## Extracted records
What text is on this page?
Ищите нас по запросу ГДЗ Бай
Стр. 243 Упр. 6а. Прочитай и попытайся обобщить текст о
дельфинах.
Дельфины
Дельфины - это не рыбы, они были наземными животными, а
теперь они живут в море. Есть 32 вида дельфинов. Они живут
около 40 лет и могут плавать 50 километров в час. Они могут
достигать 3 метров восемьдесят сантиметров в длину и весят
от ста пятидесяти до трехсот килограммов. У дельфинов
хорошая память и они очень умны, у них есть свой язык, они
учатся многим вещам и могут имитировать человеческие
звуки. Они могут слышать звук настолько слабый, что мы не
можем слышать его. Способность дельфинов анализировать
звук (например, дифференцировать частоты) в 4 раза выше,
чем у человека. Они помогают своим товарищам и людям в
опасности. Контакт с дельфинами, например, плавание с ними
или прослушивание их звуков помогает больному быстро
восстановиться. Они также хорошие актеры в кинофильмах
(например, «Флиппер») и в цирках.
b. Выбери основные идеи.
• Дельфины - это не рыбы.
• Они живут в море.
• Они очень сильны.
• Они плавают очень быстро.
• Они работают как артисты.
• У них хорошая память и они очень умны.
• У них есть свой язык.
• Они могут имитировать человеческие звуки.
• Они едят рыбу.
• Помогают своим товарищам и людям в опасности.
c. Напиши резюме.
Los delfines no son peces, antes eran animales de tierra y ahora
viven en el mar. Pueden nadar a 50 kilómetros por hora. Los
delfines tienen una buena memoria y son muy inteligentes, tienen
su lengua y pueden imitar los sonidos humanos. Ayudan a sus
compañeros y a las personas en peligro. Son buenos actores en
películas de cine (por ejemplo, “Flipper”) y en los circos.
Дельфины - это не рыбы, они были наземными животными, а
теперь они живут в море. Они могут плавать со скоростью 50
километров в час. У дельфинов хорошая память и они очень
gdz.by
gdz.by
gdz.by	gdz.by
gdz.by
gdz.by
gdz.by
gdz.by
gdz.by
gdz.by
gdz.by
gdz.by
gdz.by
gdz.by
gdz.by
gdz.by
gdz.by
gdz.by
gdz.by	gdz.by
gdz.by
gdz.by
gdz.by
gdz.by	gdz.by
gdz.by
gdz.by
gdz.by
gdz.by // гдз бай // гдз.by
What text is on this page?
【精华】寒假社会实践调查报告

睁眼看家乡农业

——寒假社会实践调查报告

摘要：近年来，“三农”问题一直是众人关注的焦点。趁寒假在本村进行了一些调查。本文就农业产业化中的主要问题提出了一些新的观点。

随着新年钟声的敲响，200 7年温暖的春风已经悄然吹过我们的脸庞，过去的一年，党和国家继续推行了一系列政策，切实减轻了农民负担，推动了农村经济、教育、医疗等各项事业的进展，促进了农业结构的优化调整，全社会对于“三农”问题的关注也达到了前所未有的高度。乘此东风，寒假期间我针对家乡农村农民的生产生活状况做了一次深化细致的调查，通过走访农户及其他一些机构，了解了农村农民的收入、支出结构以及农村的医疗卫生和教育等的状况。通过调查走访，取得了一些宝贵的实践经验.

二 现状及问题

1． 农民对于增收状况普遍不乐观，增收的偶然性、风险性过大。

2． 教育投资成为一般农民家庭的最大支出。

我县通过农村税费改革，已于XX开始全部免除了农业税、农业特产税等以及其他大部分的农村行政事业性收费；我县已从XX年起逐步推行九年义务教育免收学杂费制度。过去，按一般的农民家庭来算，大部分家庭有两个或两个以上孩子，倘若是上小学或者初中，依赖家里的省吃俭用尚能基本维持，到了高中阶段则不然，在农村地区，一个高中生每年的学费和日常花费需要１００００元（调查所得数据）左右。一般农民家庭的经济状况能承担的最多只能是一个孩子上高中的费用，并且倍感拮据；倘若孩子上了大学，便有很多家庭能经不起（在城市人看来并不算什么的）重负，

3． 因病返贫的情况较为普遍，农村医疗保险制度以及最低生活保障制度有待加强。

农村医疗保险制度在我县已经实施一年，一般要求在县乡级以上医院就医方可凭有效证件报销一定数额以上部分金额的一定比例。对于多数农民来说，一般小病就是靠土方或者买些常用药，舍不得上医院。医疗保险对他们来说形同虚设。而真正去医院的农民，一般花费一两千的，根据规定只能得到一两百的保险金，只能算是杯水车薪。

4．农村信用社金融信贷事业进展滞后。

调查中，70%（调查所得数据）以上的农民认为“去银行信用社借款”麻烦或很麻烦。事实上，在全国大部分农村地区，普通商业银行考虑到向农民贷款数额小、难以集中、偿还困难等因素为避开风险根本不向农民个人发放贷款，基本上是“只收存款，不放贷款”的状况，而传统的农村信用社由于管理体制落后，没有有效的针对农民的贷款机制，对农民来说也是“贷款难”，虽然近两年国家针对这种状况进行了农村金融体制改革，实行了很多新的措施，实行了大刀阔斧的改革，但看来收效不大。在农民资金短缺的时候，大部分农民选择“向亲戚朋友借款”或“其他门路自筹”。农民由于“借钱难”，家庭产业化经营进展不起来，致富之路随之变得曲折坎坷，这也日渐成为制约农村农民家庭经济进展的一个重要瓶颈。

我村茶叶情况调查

## Task requirements
From the first line to the last, retype the data exactly.

## Solved problem
What text is on this page?
Ищите нас по запросу ГДЗ Бай
Стр. 243 Упр. 6а. Прочитай и попытайся обобщить текст о
дельфинах.
Дельфины
Дельфины - это не рыбы, они были наземными животными, а
теперь они живут в море. Есть 32 вида дельфинов. Они живут
около 40 лет и могут плавать 50 километров в час. Они могут
достигать 3 метров восемьдесят сантиметров в длину и весят
от ста пятидесяти до трехсот килограммов. У дельфинов
хорошая память и они очень умны, у них есть свой язык, они
учатся многим вещам и могут имитировать человеческие
звуки. Они могут слышать звук настолько слабый, что мы не
можем слышать его. Способность дельфинов анализировать
звук (например, дифференцировать частоты) в 4 раза выше,
чем у человека. Они помогают своим товарищам и людям в
опасности. Контакт с дельфинами, например, плавание с ними
или прослушивание их звуков помогает больному быстро
восстановиться. Они также хорошие актеры в кинофильмах
(например, «Флиппер») и в цирках.
b. Выбери основные идеи.
• Дельфины - это не рыбы.
• Они живут в море.
• Они очень сильны.
• Они плавают очень быстро.
• Они работают как артисты.
• У них хорошая память и они очень умны.
• У них есть свой язык.
• Они могут имитировать человеческие звуки.
• Они едят рыбу.
• Помогают своим товарищам и людям в опасности.
c. Напиши резюме.
Los delfines no son peces, antes eran animales de tierra y ahora
viven en el mar. Pueden nadar a 50 kilómetros por hora. Los
delfines tienen una buena memoria y son muy inteligentes, tienen
su lengua y pueden imitar los sonidos humanos. Ayudan a sus
compañeros y a las personas en peligro. Son buenos actores en
películas de cine (por ejemplo, “Flipper”) y en los circos.
Дельфины - это не рыбы, они были наземными животными, а
теперь они живут в море. Они могут плавать со скоростью 50
километров в час. У дельфинов хорошая память и они очень
gdz.by
gdz.by
gdz.by	gdz.by
gdz.by
gdz.by
gdz.by
gdz.by
gdz.by
gdz.by
gdz.by
gdz.by
gdz.by
gdz.by
gdz.by
gdz.by
gdz.by
gdz.by
gdz.by	gdz.by
gdz.by
gdz.by
gdz.by
gdz.by	gdz.by
gdz.by
gdz.by
gdz.by
gdz.by // гдз бай // гдз.by
What text is on this page?
【精华】寒假社会实践调查报告

睁眼看家乡农业

——寒假社会实践调查报告

摘要：近年来，“三农”问题一直是众人关注的焦点。趁寒假在本村进行了一些调查。本文就农业产业化中的主要问题提出了一些新的观点。

随着新年钟声的敲响，200 7年温暖的春风已经悄然吹过我们的脸庞，过去的一年，党和国家继续推行了一系列政策，切实减轻了农民负担，推动了农村经济、教育、医疗等各项事业的进展，促进了农业结构的优化调整，全社会对于“三农”问题的关注也达到了前所未有的高度。乘此东风，寒假期间我针对家乡农村农民的生产生活状况做了一次深化细致的调查，通过走访农户及其他一些机构，了解了农村农民的收入、支出结构以及农村的医疗卫生和教育等的状况。通过调查走访，取得了一些宝贵的实践经验.

二 现状及问题

1． 农民对于增收状况普遍不乐观，增收的偶然性、风险性过大。

2． 教育投资成为一般农民家庭的最大支出。

我县通过农村税费改革，已于XX开始全部免除了农业税、农业特产税等以及其他大部分的农村行政事业性收费；我县已从XX年起逐步推行九年义务教育免收学杂费制度。过去，按一般的农民家庭来算，大部分家庭有两个或两个以上孩子，倘若是上小学或者初中，依赖家里的省吃俭用尚能基本维持，到了高中阶段则不然，在农村地区，一个高中生每年的学费和日常花费需要１００００元（调查所得数据）左右。一般农民家庭的经济状况能承担的最多只能是一个孩子上高中的费用，并且倍感拮据；倘若孩子上了大学，便有很多家庭能经不起（在城市人看来并不算什么的）重负，

3． 因病返贫的情况较为普遍，农村医疗保险制度以及最低生活保障制度有待加强。

农村医疗保险制度在我县已经实施一年，一般要求在县乡级以上医院就医方可凭有效证件报销一定数额以上部分金额的一定比例。对于多数农民来说，一般小病就是靠土方或者买些常用药，舍不得上医院。医疗保险对他们来说形同虚设。而真正去医院的农民，一般花费一两千的，根据规定只能得到一两百的保险金，只能算是杯水车薪。

4．农村信用社金融信贷事业进展滞后。

调查中，70%（调查所得数据）以上的农民认为“去银行信用社借款”麻烦或很麻烦。事实上，在全国大部分农村地区，普通商业银行考虑到向农民贷款数额小、难以集中、偿还困难等因素为避开风险根本不向农民个人发放贷款，基本上是“只收存款，不放贷款”的状况，而传统的农村信用社由于管理体制落后，没有有效的针对农民的贷款机制，对农民来说也是“贷款难”，虽然近两年国家针对这种状况进行了农村金融体制改革，实行了很多新的措施，实行了大刀阔斧的改革，但看来收效不大。在农民资金短缺的时候，大部分农民选择“向亲戚朋友借款”或“其他门路自筹”。农民由于“借钱难”，家庭产业化经营进展不起来，致富之路随之变得曲折坎坷，这也日渐成为制约农村农民家庭经济进展的一个重要瓶颈。

我村茶叶情况调查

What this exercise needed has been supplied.